Instruction.
Retype every line of the entries below character for character, leaving nothing out and changing nothing.

Dataset entries
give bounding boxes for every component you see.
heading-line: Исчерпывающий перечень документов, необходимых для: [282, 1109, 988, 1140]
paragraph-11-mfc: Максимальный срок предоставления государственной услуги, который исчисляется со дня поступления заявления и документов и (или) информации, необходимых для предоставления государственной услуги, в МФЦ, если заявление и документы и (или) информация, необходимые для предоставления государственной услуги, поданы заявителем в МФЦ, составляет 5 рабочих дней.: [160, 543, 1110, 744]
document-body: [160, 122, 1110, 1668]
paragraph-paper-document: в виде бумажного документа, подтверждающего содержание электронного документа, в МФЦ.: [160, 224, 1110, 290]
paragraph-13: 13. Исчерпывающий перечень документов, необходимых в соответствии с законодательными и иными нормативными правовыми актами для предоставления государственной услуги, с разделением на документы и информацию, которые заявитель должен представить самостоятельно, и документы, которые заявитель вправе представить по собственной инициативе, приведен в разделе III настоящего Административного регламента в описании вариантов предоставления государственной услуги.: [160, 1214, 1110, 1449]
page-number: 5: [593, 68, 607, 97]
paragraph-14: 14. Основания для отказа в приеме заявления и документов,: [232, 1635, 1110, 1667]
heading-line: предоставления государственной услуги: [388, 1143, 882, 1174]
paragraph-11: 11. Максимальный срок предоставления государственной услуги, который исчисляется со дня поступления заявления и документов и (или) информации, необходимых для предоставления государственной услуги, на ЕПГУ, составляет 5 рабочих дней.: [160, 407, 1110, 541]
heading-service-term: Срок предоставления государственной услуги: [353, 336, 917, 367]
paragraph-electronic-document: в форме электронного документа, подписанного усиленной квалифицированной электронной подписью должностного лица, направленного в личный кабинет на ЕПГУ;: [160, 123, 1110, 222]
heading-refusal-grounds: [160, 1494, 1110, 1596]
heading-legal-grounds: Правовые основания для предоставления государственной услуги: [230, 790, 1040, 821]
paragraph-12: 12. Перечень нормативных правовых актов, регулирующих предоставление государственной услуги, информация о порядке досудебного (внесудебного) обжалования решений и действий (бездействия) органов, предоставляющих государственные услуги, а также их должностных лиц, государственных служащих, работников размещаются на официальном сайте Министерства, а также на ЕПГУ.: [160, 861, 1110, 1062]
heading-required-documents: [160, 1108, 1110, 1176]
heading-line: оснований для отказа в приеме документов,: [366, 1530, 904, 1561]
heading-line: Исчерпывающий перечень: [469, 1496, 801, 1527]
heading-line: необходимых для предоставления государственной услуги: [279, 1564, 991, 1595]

Written answer.
give bounding boxes for every component you see.
heading-line: Исчерпывающий перечень документов, необходимых для: [282, 1109, 988, 1140]
paragraph-11-mfc: Максимальный срок предоставления государственной услуги, который исчисляется со дня поступления заявления и документов и (или) информации, необходимых для предоставления государственной услуги, в МФЦ, если заявление и документы и (или) информация, необходимые для предоставления государственной услуги, поданы заявителем в МФЦ, составляет 5 рабочих дней.: [160, 543, 1110, 744]
document-body: [160, 122, 1110, 1668]
paragraph-paper-document: в виде бумажного документа, подтверждающего содержание электронного документа, в МФЦ.: [160, 224, 1110, 290]
paragraph-13: 13. Исчерпывающий перечень документов, необходимых в соответствии с законодательными и иными нормативными правовыми актами для предоставления государственной услуги, с разделением на документы и информацию, которые заявитель должен представить самостоятельно, и документы, которые заявитель вправе представить по собственной инициативе, приведен в разделе III настоящего Административного регламента в описании вариантов предоставления государственной услуги.: [160, 1214, 1110, 1449]
page-number: 5: [593, 68, 607, 97]
paragraph-14: 14. Основания для отказа в приеме заявления и документов,: [232, 1635, 1110, 1667]
heading-line: предоставления государственной услуги: [388, 1143, 882, 1174]
paragraph-11: 11. Максимальный срок предоставления государственной услуги, который исчисляется со дня поступления заявления и документов и (или) информации, необходимых для предоставления государственной услуги, на ЕПГУ, составляет 5 рабочих дней.: [160, 407, 1110, 541]
heading-service-term: Срок предоставления государственной услуги: [353, 336, 917, 367]
paragraph-electronic-document: в форме электронного документа, подписанного усиленной квалифицированной электронной подписью должностного лица, направленного в личный кабинет на ЕПГУ;: [160, 123, 1110, 222]
heading-refusal-grounds: [160, 1494, 1110, 1596]
heading-legal-grounds: Правовые основания для предоставления государственной услуги: [230, 790, 1040, 821]
paragraph-12: 12. Перечень нормативных правовых актов, регулирующих предоставление государственной услуги, информация о порядке досудебного (внесудебного) обжалования решений и действий (бездействия) органов, предоставляющих государственные услуги, а также их должностных лиц, государственных служащих, работников размещаются на официальном сайте Министерства, а также на ЕПГУ.: [160, 861, 1110, 1062]
heading-required-documents: [160, 1108, 1110, 1176]
heading-line: оснований для отказа в приеме документов,: [366, 1530, 904, 1561]
heading-line: Исчерпывающий перечень: [469, 1496, 801, 1527]
heading-line: необходимых для предоставления государственной услуги: [279, 1564, 991, 1595]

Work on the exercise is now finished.